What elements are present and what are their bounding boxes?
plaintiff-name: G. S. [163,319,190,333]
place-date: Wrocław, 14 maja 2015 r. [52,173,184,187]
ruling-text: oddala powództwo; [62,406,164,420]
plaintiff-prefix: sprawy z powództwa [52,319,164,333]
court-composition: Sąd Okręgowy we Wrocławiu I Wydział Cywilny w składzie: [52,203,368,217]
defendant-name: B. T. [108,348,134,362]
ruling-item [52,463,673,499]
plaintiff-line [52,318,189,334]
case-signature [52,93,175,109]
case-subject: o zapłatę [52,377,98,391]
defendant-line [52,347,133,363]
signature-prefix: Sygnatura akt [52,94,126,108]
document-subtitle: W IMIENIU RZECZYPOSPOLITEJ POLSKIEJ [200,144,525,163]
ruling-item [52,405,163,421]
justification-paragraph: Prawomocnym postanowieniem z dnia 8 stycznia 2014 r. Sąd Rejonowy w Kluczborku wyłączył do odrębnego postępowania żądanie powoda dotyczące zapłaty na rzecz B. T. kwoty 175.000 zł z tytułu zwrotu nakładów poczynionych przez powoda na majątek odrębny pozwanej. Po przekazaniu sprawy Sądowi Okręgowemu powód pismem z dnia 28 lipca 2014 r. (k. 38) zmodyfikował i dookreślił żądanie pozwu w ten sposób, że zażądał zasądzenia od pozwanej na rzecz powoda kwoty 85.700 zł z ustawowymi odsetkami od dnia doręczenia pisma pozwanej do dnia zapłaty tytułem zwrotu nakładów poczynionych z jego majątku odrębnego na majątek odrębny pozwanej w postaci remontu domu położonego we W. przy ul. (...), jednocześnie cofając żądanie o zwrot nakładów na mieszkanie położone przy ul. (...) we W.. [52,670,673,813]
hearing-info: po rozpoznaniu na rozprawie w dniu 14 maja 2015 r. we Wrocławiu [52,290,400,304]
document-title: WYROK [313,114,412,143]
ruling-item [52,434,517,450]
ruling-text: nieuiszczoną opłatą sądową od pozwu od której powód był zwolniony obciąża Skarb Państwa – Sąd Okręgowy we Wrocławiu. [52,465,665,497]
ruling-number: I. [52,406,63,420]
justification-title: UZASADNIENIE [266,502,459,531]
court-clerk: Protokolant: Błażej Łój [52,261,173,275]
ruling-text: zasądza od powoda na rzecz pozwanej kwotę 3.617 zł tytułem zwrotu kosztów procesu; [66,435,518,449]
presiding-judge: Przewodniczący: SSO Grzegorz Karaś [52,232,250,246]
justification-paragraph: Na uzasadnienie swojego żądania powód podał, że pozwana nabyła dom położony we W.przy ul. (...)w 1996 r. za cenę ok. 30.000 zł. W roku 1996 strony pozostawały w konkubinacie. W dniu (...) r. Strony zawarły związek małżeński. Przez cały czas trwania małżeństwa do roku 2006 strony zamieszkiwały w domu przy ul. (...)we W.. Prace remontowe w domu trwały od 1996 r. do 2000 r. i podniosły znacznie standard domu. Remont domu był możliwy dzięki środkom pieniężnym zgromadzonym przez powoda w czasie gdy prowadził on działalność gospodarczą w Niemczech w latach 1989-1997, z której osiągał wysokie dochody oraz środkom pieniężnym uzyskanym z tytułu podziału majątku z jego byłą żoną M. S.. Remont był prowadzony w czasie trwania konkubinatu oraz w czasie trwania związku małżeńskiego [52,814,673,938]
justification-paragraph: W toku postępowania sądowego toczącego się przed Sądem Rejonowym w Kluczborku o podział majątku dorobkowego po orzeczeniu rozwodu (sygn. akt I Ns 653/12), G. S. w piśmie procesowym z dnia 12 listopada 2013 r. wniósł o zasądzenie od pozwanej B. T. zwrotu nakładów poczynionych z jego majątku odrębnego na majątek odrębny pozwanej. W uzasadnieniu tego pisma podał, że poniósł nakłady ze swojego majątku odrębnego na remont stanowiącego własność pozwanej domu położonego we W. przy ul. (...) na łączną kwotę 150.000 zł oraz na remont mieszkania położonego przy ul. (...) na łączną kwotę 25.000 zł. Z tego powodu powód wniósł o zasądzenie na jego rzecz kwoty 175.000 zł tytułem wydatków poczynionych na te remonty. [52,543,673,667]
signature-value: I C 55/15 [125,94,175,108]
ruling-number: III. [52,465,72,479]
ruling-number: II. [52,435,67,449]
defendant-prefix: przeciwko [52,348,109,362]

________

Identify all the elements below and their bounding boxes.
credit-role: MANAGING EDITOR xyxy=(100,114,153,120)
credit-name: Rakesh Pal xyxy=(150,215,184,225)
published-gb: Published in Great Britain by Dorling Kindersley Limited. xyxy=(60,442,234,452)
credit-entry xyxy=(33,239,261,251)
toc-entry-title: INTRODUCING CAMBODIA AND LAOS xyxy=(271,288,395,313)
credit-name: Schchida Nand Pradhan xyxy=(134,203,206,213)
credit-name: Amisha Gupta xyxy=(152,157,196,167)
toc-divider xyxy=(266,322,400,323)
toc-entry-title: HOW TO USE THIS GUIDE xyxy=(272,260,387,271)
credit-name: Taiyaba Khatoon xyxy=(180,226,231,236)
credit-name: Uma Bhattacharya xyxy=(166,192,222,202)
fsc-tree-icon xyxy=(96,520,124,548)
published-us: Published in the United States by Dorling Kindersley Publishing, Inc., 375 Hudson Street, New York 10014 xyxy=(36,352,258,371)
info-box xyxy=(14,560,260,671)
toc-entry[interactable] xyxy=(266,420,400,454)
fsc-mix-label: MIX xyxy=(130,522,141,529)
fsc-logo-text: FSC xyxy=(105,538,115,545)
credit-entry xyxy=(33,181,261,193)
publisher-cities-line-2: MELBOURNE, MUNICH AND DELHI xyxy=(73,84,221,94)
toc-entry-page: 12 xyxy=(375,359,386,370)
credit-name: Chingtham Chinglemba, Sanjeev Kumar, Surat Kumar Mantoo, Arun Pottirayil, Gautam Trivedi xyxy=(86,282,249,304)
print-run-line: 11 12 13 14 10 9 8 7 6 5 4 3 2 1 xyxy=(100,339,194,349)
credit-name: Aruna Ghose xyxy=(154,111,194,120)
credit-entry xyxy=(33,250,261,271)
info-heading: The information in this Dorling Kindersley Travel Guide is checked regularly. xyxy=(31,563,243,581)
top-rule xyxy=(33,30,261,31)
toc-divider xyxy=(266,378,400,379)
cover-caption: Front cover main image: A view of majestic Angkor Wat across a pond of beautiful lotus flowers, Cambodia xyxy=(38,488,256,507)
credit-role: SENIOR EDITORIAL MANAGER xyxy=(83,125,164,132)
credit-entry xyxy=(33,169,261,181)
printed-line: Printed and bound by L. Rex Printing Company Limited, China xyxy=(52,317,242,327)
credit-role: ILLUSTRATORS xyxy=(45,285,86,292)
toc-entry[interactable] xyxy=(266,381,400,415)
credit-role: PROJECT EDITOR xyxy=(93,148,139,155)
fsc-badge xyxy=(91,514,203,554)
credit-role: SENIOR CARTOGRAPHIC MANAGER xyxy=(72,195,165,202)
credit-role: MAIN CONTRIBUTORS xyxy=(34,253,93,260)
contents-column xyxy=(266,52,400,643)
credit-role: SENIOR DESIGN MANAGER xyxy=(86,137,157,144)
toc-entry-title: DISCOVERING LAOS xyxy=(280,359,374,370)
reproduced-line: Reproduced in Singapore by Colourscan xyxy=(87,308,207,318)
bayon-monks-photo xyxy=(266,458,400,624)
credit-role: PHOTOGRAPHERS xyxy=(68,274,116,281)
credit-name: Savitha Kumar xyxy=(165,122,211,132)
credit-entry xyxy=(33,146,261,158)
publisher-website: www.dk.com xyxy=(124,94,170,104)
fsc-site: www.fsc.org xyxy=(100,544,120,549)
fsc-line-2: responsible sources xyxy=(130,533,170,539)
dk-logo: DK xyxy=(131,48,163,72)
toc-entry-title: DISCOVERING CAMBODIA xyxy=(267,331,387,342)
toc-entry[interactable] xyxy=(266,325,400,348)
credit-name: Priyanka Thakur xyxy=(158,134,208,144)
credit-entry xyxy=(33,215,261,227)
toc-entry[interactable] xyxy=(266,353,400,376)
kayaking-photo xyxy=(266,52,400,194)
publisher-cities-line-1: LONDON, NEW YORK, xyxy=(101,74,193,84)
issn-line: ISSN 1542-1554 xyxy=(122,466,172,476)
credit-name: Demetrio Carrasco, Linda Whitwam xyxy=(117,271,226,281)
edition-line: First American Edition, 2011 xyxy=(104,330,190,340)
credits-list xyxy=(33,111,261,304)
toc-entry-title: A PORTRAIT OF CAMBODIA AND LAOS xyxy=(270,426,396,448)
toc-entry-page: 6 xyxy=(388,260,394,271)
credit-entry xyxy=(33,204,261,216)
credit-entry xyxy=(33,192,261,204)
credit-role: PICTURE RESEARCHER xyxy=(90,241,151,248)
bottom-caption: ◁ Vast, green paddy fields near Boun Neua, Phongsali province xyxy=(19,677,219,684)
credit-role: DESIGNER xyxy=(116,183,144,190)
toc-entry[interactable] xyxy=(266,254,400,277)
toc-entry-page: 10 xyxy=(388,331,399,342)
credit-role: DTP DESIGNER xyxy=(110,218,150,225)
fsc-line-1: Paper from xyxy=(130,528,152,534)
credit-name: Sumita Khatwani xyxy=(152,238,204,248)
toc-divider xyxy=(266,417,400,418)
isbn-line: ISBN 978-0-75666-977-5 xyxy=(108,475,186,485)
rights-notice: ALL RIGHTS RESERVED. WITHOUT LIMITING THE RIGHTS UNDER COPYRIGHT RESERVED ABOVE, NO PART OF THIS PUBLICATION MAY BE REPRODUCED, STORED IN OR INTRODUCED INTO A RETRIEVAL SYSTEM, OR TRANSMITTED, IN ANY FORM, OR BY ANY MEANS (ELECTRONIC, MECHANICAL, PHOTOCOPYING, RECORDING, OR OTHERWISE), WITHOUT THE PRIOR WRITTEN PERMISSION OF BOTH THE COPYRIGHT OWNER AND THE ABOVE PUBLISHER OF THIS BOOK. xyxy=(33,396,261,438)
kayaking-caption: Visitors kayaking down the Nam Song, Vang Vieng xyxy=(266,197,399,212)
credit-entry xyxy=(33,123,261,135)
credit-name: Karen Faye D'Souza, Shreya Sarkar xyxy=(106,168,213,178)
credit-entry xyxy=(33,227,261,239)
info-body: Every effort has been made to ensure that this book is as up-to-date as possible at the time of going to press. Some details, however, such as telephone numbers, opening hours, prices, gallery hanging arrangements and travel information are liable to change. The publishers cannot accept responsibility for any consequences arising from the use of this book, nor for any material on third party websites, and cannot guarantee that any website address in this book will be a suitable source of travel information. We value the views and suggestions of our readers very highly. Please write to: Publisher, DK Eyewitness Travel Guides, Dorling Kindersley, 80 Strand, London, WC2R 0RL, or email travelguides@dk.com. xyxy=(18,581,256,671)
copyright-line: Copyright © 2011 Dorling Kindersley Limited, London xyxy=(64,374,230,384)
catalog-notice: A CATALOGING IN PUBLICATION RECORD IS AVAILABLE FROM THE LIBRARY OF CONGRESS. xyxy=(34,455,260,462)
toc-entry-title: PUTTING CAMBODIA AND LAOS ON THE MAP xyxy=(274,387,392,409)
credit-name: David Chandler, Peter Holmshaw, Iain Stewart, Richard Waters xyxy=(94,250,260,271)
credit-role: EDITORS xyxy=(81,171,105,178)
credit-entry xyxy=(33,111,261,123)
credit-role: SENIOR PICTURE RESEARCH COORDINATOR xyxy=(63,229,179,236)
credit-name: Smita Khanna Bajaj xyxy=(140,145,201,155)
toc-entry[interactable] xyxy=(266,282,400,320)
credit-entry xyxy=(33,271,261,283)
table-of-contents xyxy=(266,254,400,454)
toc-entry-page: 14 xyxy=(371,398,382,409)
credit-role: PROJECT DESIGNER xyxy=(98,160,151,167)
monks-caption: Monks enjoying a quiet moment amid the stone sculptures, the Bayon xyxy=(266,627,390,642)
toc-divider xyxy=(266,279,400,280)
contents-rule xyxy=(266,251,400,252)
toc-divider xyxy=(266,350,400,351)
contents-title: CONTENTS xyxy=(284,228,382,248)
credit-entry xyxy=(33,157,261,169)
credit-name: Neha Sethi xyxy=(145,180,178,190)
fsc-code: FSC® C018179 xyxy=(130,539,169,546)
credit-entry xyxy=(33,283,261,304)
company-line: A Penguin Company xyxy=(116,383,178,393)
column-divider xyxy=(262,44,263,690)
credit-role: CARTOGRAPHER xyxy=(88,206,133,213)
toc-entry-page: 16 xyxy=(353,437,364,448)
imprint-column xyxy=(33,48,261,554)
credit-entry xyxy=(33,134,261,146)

________

* WHAT IS EXPECTED
Reproduce everything from the line containing "What elements are" down to the line containing "court-composition: Sąd Okręgowy", including both of those lines, without changing a character.

* THE COMPLETED TASK
What elements are present and what are their bounding boxes?
plaintiff-name: G. S. [163,319,190,333]
place-date: Wrocław, 14 maja 2015 r. [52,173,184,187]
ruling-text: oddala powództwo; [62,406,164,420]
plaintiff-prefix: sprawy z powództwa [52,319,164,333]
court-composition: Sąd Okręgowy we Wrocławiu I Wydział Cywilny w składzie: [52,203,368,217]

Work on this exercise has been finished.